- **Extract**
════════════════

Summer reading: what's on your list?

Summer reading- what's on your list.jpg

In the summer months of grade school and early junior high, my next-door best friend and I would ride our bikes to the library and bring home stacks of books, mostly novels and mysteries, in our bike baskets. We’d read together on long hot afternoons, sprawled across couches and floors in each other’s house or tucked in the shade under a tree.

I have different ways of procuring books these days, but summer is still the time for “fun” reading. Here’s what’s on my list:

White Truffles in Winter by N. M. Kelby, a high-school buddy. This fictionalized telling of the life of Escoffier, the renowned French chef, has been getting rave reviews and has Kelby touring the world because it is being translated into so many languages.

════════════════

- **Data lines**

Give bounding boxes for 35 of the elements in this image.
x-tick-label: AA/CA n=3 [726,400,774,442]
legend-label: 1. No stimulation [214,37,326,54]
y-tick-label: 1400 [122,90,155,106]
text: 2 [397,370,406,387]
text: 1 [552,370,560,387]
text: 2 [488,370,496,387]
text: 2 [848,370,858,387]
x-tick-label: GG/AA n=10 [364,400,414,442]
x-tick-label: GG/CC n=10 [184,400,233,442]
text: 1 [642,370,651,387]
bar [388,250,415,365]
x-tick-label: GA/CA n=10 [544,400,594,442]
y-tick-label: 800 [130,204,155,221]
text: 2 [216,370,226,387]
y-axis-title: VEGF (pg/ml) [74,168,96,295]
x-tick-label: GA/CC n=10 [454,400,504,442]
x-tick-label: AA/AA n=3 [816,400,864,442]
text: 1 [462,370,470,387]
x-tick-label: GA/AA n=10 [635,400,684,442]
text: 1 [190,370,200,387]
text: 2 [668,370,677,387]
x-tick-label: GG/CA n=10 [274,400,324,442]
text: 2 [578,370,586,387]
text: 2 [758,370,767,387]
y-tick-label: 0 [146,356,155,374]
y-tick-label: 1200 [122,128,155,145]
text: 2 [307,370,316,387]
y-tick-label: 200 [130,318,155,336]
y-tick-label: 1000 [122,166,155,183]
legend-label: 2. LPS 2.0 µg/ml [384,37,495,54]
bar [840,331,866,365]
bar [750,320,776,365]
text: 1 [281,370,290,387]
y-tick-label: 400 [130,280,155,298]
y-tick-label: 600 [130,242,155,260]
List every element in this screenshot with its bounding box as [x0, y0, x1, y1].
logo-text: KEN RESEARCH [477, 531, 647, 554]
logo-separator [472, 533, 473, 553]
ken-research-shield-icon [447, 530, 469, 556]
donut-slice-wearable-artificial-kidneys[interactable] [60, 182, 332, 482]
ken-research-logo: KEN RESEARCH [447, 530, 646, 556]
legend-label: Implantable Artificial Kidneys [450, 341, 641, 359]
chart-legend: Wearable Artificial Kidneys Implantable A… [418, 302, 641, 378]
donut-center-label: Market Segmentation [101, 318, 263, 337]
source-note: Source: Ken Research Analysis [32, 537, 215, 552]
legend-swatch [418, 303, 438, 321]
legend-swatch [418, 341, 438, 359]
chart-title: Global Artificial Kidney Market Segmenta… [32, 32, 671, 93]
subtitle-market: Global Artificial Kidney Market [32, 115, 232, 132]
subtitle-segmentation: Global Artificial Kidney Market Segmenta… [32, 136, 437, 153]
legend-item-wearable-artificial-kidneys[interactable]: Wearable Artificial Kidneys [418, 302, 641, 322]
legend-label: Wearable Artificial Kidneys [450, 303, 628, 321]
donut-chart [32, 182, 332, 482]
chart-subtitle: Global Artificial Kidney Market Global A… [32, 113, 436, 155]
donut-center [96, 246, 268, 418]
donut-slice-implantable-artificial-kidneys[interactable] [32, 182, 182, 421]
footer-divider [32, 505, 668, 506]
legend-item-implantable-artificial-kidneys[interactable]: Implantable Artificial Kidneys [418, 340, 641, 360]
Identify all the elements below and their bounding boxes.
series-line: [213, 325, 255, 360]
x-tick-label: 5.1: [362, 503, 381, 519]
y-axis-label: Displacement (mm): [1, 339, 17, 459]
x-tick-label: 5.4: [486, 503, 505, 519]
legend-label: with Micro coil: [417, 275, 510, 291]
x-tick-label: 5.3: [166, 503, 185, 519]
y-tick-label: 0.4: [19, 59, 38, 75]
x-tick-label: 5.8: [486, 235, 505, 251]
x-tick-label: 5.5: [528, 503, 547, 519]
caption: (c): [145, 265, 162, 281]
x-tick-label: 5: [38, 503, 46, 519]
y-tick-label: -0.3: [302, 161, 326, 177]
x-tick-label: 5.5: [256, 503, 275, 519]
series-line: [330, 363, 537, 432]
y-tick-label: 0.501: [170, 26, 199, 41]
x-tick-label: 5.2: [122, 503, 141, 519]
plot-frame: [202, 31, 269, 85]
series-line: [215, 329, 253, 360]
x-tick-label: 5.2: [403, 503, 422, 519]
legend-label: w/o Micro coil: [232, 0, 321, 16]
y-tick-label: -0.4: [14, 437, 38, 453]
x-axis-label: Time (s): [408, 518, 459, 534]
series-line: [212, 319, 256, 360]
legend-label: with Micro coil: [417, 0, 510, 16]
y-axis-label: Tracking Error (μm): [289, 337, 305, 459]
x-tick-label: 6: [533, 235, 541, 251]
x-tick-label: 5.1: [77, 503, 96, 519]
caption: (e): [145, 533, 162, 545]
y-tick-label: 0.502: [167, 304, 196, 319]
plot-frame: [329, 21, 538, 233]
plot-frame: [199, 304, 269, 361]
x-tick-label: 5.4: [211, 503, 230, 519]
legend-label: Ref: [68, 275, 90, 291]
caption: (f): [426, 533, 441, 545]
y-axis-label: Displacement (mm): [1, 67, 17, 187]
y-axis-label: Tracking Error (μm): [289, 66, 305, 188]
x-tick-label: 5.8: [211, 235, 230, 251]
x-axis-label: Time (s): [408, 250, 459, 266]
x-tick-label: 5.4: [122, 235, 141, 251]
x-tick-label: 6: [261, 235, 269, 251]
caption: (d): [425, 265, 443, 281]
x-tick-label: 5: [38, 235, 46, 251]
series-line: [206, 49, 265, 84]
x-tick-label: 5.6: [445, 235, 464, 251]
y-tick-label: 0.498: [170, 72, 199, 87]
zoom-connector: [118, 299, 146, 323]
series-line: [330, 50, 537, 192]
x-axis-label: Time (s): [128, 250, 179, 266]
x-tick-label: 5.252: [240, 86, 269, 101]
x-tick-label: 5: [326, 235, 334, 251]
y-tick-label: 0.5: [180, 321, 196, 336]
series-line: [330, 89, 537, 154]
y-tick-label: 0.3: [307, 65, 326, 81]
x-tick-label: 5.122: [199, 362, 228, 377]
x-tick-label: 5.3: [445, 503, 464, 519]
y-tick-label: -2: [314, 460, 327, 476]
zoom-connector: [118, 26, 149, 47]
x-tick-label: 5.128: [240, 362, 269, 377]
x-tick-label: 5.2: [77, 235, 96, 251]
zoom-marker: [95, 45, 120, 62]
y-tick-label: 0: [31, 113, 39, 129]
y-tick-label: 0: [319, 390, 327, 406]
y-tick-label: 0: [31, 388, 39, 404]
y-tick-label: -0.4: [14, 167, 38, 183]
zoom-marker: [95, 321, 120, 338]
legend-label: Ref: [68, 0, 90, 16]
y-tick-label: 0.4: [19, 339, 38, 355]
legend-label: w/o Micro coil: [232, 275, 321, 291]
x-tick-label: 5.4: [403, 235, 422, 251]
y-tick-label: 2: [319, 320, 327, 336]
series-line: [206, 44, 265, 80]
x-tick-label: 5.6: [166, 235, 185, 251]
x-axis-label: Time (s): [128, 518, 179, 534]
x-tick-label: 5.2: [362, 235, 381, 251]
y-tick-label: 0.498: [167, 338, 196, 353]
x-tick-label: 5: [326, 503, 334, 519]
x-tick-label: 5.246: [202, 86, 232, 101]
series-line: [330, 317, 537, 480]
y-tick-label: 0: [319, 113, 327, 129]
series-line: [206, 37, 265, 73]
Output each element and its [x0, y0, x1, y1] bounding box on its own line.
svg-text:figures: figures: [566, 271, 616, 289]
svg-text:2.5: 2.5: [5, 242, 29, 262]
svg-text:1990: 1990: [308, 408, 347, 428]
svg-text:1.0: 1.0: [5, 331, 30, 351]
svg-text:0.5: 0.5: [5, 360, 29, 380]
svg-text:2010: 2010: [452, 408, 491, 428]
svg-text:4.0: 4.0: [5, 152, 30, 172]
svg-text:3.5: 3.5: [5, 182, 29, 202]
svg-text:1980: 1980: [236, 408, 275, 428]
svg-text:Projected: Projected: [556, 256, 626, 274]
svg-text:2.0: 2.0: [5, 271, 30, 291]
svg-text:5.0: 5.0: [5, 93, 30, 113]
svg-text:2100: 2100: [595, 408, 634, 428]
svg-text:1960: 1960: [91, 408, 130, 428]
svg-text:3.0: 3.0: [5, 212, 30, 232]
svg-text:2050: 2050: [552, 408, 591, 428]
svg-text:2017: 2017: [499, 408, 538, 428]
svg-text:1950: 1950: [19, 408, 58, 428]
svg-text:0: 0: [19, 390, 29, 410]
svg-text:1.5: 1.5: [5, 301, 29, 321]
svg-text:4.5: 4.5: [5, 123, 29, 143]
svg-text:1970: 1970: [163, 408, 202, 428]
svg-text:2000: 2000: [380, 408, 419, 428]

════════════════

- **Exercises**
• A. In the summer reading post, whose life does White Truffles in Winter tell?
• B. Copy word for word the part of the summer reading post that opens with the words containing "White Truffles in" and closes with "so many languages.".
The rows have nothing to do with the summer reading post.

- **Responses by task**
• A. The life of Escoffier, the renowned French chef.

• B.
White Truffles in Winter by N. M. Kelby, a high-school buddy. This fictionalized telling of the life of Escoffier, the renowned French chef, has been getting rave reviews and has Kelby touring the world because it is being translated into so many languages.